## START

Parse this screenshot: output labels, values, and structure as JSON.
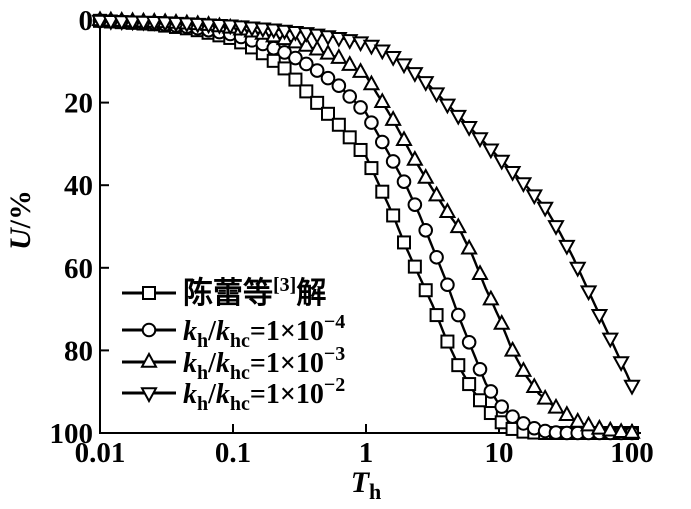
{
  "colors": {
    "foreground": "#000000",
    "background": "#ffffff"
  },
  "chart_data": {
    "type": "line",
    "title": "",
    "x_scale": "log",
    "x_axis": {
      "label": "Th",
      "label_parts": [
        {
          "t": "T",
          "i": 1
        },
        {
          "t": "h",
          "v": "sub"
        }
      ],
      "ticks": [
        0.01,
        0.1,
        1,
        10,
        100
      ],
      "tick_labels": [
        "0.01",
        "0.1",
        "1",
        "10",
        "100"
      ],
      "range": [
        0.01,
        100
      ]
    },
    "y_axis": {
      "label": "U/%",
      "label_parts": [
        {
          "t": "U",
          "i": 1
        },
        {
          "t": "/%"
        }
      ],
      "ticks": [
        0,
        20,
        40,
        60,
        80,
        100
      ],
      "tick_labels": [
        "0",
        "20",
        "40",
        "60",
        "80",
        "100"
      ],
      "range": [
        0,
        100
      ],
      "inverted": true
    },
    "grid": false,
    "legend_position": "inside lower-left",
    "markers_per_series": 50,
    "series": [
      {
        "name": "陈蕾等[3]解",
        "marker": "square",
        "points_log10T_U": [
          [
            -2,
            0.2
          ],
          [
            -1.6,
            1
          ],
          [
            -1.3,
            2.2
          ],
          [
            -1,
            4.5
          ],
          [
            -0.8,
            7.5
          ],
          [
            -0.6,
            12
          ],
          [
            -0.4,
            19
          ],
          [
            -0.2,
            25.5
          ],
          [
            0,
            33
          ],
          [
            0.2,
            47
          ],
          [
            0.3,
            55
          ],
          [
            0.4,
            62
          ],
          [
            0.5,
            69
          ],
          [
            0.6,
            77
          ],
          [
            0.7,
            84
          ],
          [
            0.8,
            89.5
          ],
          [
            0.9,
            94
          ],
          [
            1,
            97
          ],
          [
            1.1,
            99
          ],
          [
            1.2,
            99.8
          ],
          [
            1.35,
            100
          ],
          [
            2,
            100
          ]
        ]
      },
      {
        "name": "kh/khc=1×10−4",
        "marker": "circle",
        "points_log10T_U": [
          [
            -2,
            0.2
          ],
          [
            -1.6,
            0.8
          ],
          [
            -1.3,
            1.8
          ],
          [
            -1,
            3.5
          ],
          [
            -0.8,
            5.5
          ],
          [
            -0.6,
            8
          ],
          [
            -0.4,
            11.5
          ],
          [
            -0.2,
            16
          ],
          [
            0,
            22.5
          ],
          [
            0.2,
            34
          ],
          [
            0.3,
            40
          ],
          [
            0.4,
            47
          ],
          [
            0.5,
            55
          ],
          [
            0.6,
            63
          ],
          [
            0.7,
            72
          ],
          [
            0.8,
            80
          ],
          [
            0.9,
            88
          ],
          [
            1,
            93
          ],
          [
            1.1,
            96
          ],
          [
            1.2,
            98
          ],
          [
            1.3,
            99.3
          ],
          [
            1.45,
            100
          ],
          [
            2,
            100
          ]
        ]
      },
      {
        "name": "kh/khc=1×10−3",
        "marker": "triangle-up",
        "points_log10T_U": [
          [
            -2,
            0.1
          ],
          [
            -1.5,
            0.6
          ],
          [
            -1.2,
            1.2
          ],
          [
            -1,
            2
          ],
          [
            -0.8,
            3.2
          ],
          [
            -0.6,
            4.8
          ],
          [
            -0.4,
            6.8
          ],
          [
            -0.2,
            9.3
          ],
          [
            0,
            13.5
          ],
          [
            0.2,
            24
          ],
          [
            0.35,
            33
          ],
          [
            0.5,
            41
          ],
          [
            0.6,
            46
          ],
          [
            0.7,
            50.5
          ],
          [
            0.8,
            57
          ],
          [
            0.9,
            65
          ],
          [
            1,
            72
          ],
          [
            1.1,
            80
          ],
          [
            1.2,
            86
          ],
          [
            1.3,
            90.5
          ],
          [
            1.45,
            94.5
          ],
          [
            1.6,
            97.5
          ],
          [
            1.75,
            99
          ],
          [
            1.9,
            99.8
          ],
          [
            2,
            100
          ]
        ]
      },
      {
        "name": "kh/khc=1×10−2",
        "marker": "triangle-down",
        "points_log10T_U": [
          [
            -2,
            0.1
          ],
          [
            -1.5,
            0.5
          ],
          [
            -1,
            1.3
          ],
          [
            -0.7,
            2.2
          ],
          [
            -0.4,
            3.3
          ],
          [
            -0.2,
            4.3
          ],
          [
            0,
            5.6
          ],
          [
            0.15,
            7.7
          ],
          [
            0.3,
            11
          ],
          [
            0.45,
            15
          ],
          [
            0.6,
            20
          ],
          [
            0.75,
            25
          ],
          [
            0.9,
            30
          ],
          [
            1.05,
            35
          ],
          [
            1.2,
            40
          ],
          [
            1.35,
            45.5
          ],
          [
            1.45,
            51
          ],
          [
            1.55,
            57
          ],
          [
            1.65,
            64
          ],
          [
            1.75,
            71
          ],
          [
            1.85,
            78
          ],
          [
            1.95,
            85
          ],
          [
            2,
            88.5
          ]
        ]
      }
    ]
  },
  "legend": [
    {
      "marker": "square",
      "parts": [
        {
          "t": "陈蕾等"
        },
        {
          "t": "[3]",
          "v": "sup"
        },
        {
          "t": "解"
        }
      ]
    },
    {
      "marker": "circle",
      "parts": [
        {
          "t": "k",
          "i": 1
        },
        {
          "t": "h",
          "v": "sub"
        },
        {
          "t": "/"
        },
        {
          "t": "k",
          "i": 1
        },
        {
          "t": "hc",
          "v": "sub"
        },
        {
          "t": "=1×10"
        },
        {
          "t": "−4",
          "v": "sup"
        }
      ]
    },
    {
      "marker": "triangle-up",
      "parts": [
        {
          "t": "k",
          "i": 1
        },
        {
          "t": "h",
          "v": "sub"
        },
        {
          "t": "/"
        },
        {
          "t": "k",
          "i": 1
        },
        {
          "t": "hc",
          "v": "sub"
        },
        {
          "t": "=1×10"
        },
        {
          "t": "−3",
          "v": "sup"
        }
      ]
    },
    {
      "marker": "triangle-down",
      "parts": [
        {
          "t": "k",
          "i": 1
        },
        {
          "t": "h",
          "v": "sub"
        },
        {
          "t": "/"
        },
        {
          "t": "k",
          "i": 1
        },
        {
          "t": "hc",
          "v": "sub"
        },
        {
          "t": "=1×10"
        },
        {
          "t": "−2",
          "v": "sup"
        }
      ]
    }
  ]
}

## END

> [To be done]
Write out the material above once more, exactly as it reads, with no pictures.

> [Solution to this task]
Parse this screenshot: output labels, values, and structure as JSON.
{
  "colors": {
    "foreground": "#000000",
    "background": "#ffffff"
  },
  "chart_data": {
    "type": "line",
    "title": "",
    "x_scale": "log",
    "x_axis": {
      "label": "Th",
      "label_parts": [
        {
          "t": "T",
          "i": 1
        },
        {
          "t": "h",
          "v": "sub"
        }
      ],
      "ticks": [
        0.01,
        0.1,
        1,
        10,
        100
      ],
      "tick_labels": [
        "0.01",
        "0.1",
        "1",
        "10",
        "100"
      ],
      "range": [
        0.01,
        100
      ]
    },
    "y_axis": {
      "label": "U/%",
      "label_parts": [
        {
          "t": "U",
          "i": 1
        },
        {
          "t": "/%"
        }
      ],
      "ticks": [
        0,
        20,
        40,
        60,
        80,
        100
      ],
      "tick_labels": [
        "0",
        "20",
        "40",
        "60",
        "80",
        "100"
      ],
      "range": [
        0,
        100
      ],
      "inverted": true
    },
    "grid": false,
    "legend_position": "inside lower-left",
    "markers_per_series": 50,
    "series": [
      {
        "name": "陈蕾等[3]解",
        "marker": "square",
        "points_log10T_U": [
          [
            -2,
            0.2
          ],
          [
            -1.6,
            1
          ],
          [
            -1.3,
            2.2
          ],
          [
            -1,
            4.5
          ],
          [
            -0.8,
            7.5
          ],
          [
            -0.6,
            12
          ],
          [
            -0.4,
            19
          ],
          [
            -0.2,
            25.5
          ],
          [
            0,
            33
          ],
          [
            0.2,
            47
          ],
          [
            0.3,
            55
          ],
          [
            0.4,
            62
          ],
          [
            0.5,
            69
          ],
          [
            0.6,
            77
          ],
          [
            0.7,
            84
          ],
          [
            0.8,
            89.5
          ],
          [
            0.9,
            94
          ],
          [
            1,
            97
          ],
          [
            1.1,
            99
          ],
          [
            1.2,
            99.8
          ],
          [
            1.35,
            100
          ],
          [
            2,
            100
          ]
        ]
      },
      {
        "name": "kh/khc=1×10−4",
        "marker": "circle",
        "points_log10T_U": [
          [
            -2,
            0.2
          ],
          [
            -1.6,
            0.8
          ],
          [
            -1.3,
            1.8
          ],
          [
            -1,
            3.5
          ],
          [
            -0.8,
            5.5
          ],
          [
            -0.6,
            8
          ],
          [
            -0.4,
            11.5
          ],
          [
            -0.2,
            16
          ],
          [
            0,
            22.5
          ],
          [
            0.2,
            34
          ],
          [
            0.3,
            40
          ],
          [
            0.4,
            47
          ],
          [
            0.5,
            55
          ],
          [
            0.6,
            63
          ],
          [
            0.7,
            72
          ],
          [
            0.8,
            80
          ],
          [
            0.9,
            88
          ],
          [
            1,
            93
          ],
          [
            1.1,
            96
          ],
          [
            1.2,
            98
          ],
          [
            1.3,
            99.3
          ],
          [
            1.45,
            100
          ],
          [
            2,
            100
          ]
        ]
      },
      {
        "name": "kh/khc=1×10−3",
        "marker": "triangle-up",
        "points_log10T_U": [
          [
            -2,
            0.1
          ],
          [
            -1.5,
            0.6
          ],
          [
            -1.2,
            1.2
          ],
          [
            -1,
            2
          ],
          [
            -0.8,
            3.2
          ],
          [
            -0.6,
            4.8
          ],
          [
            -0.4,
            6.8
          ],
          [
            -0.2,
            9.3
          ],
          [
            0,
            13.5
          ],
          [
            0.2,
            24
          ],
          [
            0.35,
            33
          ],
          [
            0.5,
            41
          ],
          [
            0.6,
            46
          ],
          [
            0.7,
            50.5
          ],
          [
            0.8,
            57
          ],
          [
            0.9,
            65
          ],
          [
            1,
            72
          ],
          [
            1.1,
            80
          ],
          [
            1.2,
            86
          ],
          [
            1.3,
            90.5
          ],
          [
            1.45,
            94.5
          ],
          [
            1.6,
            97.5
          ],
          [
            1.75,
            99
          ],
          [
            1.9,
            99.8
          ],
          [
            2,
            100
          ]
        ]
      },
      {
        "name": "kh/khc=1×10−2",
        "marker": "triangle-down",
        "points_log10T_U": [
          [
            -2,
            0.1
          ],
          [
            -1.5,
            0.5
          ],
          [
            -1,
            1.3
          ],
          [
            -0.7,
            2.2
          ],
          [
            -0.4,
            3.3
          ],
          [
            -0.2,
            4.3
          ],
          [
            0,
            5.6
          ],
          [
            0.15,
            7.7
          ],
          [
            0.3,
            11
          ],
          [
            0.45,
            15
          ],
          [
            0.6,
            20
          ],
          [
            0.75,
            25
          ],
          [
            0.9,
            30
          ],
          [
            1.05,
            35
          ],
          [
            1.2,
            40
          ],
          [
            1.35,
            45.5
          ],
          [
            1.45,
            51
          ],
          [
            1.55,
            57
          ],
          [
            1.65,
            64
          ],
          [
            1.75,
            71
          ],
          [
            1.85,
            78
          ],
          [
            1.95,
            85
          ],
          [
            2,
            88.5
          ]
        ]
      }
    ]
  },
  "legend": [
    {
      "marker": "square",
      "parts": [
        {
          "t": "陈蕾等"
        },
        {
          "t": "[3]",
          "v": "sup"
        },
        {
          "t": "解"
        }
      ]
    },
    {
      "marker": "circle",
      "parts": [
        {
          "t": "k",
          "i": 1
        },
        {
          "t": "h",
          "v": "sub"
        },
        {
          "t": "/"
        },
        {
          "t": "k",
          "i": 1
        },
        {
          "t": "hc",
          "v": "sub"
        },
        {
          "t": "=1×10"
        },
        {
          "t": "−4",
          "v": "sup"
        }
      ]
    },
    {
      "marker": "triangle-up",
      "parts": [
        {
          "t": "k",
          "i": 1
        },
        {
          "t": "h",
          "v": "sub"
        },
        {
          "t": "/"
        },
        {
          "t": "k",
          "i": 1
        },
        {
          "t": "hc",
          "v": "sub"
        },
        {
          "t": "=1×10"
        },
        {
          "t": "−3",
          "v": "sup"
        }
      ]
    },
    {
      "marker": "triangle-down",
      "parts": [
        {
          "t": "k",
          "i": 1
        },
        {
          "t": "h",
          "v": "sub"
        },
        {
          "t": "/"
        },
        {
          "t": "k",
          "i": 1
        },
        {
          "t": "hc",
          "v": "sub"
        },
        {
          "t": "=1×10"
        },
        {
          "t": "−2",
          "v": "sup"
        }
      ]
    }
  ]
}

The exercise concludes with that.